### Data records:
--- Start ---

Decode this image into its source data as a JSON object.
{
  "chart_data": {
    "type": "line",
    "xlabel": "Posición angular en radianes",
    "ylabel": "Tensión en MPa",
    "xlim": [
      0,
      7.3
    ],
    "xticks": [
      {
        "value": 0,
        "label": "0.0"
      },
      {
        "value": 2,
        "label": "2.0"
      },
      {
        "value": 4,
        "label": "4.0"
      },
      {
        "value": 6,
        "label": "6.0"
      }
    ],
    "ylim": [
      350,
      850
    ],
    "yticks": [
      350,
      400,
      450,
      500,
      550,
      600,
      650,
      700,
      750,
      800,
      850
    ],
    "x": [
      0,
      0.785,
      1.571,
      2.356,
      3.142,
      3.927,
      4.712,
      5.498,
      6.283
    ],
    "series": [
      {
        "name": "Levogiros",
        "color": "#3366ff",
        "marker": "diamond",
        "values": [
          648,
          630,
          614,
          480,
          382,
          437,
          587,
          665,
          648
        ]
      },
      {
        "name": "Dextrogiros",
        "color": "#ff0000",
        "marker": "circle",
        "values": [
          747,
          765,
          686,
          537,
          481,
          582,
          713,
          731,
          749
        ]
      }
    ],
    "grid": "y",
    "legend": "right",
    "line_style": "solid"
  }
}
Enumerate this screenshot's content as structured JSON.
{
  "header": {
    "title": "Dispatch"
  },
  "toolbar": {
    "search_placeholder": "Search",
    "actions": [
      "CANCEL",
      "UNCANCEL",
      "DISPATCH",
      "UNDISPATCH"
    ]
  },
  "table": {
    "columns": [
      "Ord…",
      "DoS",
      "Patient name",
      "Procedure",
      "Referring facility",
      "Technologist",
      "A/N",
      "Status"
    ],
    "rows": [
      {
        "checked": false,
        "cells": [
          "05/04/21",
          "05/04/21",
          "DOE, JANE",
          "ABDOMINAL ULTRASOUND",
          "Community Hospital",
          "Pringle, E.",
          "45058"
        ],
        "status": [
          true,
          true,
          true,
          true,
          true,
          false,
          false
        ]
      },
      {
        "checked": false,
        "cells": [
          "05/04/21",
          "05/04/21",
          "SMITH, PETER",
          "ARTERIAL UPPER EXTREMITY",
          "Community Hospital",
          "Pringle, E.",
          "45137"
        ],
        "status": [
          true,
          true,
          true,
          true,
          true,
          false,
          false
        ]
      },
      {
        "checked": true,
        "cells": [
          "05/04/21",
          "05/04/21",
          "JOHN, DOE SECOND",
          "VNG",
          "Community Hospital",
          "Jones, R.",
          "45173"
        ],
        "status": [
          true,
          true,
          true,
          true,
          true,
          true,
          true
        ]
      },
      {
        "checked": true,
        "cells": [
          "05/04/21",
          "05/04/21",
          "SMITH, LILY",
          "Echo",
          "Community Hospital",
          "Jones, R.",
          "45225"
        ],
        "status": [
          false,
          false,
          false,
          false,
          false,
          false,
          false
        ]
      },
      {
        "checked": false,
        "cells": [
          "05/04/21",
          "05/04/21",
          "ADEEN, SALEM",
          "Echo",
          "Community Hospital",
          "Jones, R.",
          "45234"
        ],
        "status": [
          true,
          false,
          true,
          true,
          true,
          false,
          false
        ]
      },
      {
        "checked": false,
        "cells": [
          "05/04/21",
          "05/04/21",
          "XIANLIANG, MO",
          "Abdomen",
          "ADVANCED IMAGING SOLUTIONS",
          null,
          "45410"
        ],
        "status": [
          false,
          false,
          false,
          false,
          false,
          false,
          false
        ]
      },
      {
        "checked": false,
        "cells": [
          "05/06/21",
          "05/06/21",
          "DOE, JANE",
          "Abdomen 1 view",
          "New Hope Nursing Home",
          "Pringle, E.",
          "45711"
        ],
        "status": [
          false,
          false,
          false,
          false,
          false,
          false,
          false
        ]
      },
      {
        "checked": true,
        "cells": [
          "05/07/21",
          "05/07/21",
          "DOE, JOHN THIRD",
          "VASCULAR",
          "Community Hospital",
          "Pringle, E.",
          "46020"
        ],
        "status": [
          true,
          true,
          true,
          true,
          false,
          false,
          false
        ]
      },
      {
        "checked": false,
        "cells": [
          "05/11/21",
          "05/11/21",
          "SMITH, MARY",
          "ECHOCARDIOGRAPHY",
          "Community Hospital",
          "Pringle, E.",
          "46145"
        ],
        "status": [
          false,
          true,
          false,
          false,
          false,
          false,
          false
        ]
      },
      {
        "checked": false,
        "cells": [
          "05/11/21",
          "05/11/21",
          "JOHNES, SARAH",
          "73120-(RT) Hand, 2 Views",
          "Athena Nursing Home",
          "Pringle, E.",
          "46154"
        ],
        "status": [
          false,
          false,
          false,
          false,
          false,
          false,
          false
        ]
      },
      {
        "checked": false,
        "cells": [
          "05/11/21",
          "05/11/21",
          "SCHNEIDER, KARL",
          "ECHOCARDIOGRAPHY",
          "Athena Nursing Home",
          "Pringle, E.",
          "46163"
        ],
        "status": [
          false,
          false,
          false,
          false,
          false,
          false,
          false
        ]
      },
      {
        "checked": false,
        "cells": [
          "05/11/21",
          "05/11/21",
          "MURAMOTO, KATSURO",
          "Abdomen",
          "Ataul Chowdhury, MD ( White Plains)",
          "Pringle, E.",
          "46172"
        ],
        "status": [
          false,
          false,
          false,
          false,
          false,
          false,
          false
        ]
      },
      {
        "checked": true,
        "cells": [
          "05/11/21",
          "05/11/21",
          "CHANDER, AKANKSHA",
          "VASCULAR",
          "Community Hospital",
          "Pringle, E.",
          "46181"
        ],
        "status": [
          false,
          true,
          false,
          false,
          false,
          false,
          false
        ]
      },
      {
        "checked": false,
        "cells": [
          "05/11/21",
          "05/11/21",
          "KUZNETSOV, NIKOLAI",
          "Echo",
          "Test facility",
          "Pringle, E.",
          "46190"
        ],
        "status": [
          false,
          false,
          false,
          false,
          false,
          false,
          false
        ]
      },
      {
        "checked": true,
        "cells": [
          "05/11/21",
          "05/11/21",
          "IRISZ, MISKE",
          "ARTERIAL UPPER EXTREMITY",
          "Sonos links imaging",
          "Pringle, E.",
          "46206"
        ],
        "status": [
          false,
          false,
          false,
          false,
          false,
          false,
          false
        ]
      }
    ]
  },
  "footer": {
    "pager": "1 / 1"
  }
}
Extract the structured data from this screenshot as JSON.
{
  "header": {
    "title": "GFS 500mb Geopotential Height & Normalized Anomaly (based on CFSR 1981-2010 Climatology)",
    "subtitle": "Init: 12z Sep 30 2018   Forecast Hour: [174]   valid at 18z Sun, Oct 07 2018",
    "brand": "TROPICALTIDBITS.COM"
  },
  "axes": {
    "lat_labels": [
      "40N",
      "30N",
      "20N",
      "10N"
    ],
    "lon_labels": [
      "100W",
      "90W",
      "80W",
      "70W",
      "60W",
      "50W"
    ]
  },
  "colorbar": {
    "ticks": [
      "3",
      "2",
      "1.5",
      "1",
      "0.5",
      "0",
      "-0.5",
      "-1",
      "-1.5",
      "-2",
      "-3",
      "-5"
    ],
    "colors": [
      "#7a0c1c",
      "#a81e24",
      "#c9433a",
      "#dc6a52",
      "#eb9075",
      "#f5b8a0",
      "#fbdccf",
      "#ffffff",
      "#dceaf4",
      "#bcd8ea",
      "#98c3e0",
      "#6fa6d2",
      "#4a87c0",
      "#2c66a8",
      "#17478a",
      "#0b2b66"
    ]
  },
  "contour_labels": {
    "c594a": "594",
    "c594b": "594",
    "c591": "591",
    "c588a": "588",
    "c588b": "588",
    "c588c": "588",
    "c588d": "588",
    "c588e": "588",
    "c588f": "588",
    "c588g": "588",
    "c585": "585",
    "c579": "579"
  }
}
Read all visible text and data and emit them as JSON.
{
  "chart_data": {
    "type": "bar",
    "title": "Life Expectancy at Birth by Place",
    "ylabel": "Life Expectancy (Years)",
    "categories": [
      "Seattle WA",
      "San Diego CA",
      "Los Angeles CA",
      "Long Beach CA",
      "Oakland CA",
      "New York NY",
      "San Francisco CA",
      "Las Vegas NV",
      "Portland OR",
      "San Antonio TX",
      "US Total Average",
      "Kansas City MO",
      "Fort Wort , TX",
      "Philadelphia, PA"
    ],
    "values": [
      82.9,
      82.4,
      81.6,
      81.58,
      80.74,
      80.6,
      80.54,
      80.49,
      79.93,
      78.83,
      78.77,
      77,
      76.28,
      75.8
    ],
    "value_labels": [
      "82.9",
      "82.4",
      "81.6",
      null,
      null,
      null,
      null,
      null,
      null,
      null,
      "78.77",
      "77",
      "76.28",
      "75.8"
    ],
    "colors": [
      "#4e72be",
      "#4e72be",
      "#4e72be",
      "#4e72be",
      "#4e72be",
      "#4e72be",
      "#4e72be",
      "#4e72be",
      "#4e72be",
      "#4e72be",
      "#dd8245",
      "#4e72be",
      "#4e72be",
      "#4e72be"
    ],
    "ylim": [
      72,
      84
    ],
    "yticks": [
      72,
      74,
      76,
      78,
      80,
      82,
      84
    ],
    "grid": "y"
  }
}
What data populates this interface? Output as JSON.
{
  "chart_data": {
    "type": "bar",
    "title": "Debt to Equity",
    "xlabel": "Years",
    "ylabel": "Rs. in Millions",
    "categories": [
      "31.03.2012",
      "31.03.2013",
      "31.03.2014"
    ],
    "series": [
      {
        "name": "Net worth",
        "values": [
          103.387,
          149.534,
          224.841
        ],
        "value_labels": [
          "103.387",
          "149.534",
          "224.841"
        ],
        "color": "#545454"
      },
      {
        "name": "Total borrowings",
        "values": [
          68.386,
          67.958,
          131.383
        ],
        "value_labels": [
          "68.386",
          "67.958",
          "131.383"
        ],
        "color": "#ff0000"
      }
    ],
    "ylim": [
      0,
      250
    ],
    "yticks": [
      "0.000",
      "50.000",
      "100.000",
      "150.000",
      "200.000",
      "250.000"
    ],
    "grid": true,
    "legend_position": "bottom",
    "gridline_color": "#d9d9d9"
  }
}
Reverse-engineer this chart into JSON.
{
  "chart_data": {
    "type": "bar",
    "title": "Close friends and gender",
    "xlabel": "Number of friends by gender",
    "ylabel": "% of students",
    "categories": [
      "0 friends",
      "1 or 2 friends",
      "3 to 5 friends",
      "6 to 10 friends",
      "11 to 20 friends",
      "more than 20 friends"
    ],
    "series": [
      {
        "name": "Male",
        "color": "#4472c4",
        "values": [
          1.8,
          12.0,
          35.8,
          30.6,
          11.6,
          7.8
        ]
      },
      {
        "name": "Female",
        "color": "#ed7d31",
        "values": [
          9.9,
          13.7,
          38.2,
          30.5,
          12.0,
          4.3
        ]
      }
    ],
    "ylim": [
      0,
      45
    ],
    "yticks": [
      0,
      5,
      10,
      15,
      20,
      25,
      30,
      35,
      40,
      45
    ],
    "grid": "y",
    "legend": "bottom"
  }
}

--- End ---

### Given task:
Report all lines of the data above that include the string "xlabel".

### Result of the exercise:
    "xlabel": "Posición angular en radianes",
    "xlabel": "Years",
    "xlabel": "Number of friends by gender",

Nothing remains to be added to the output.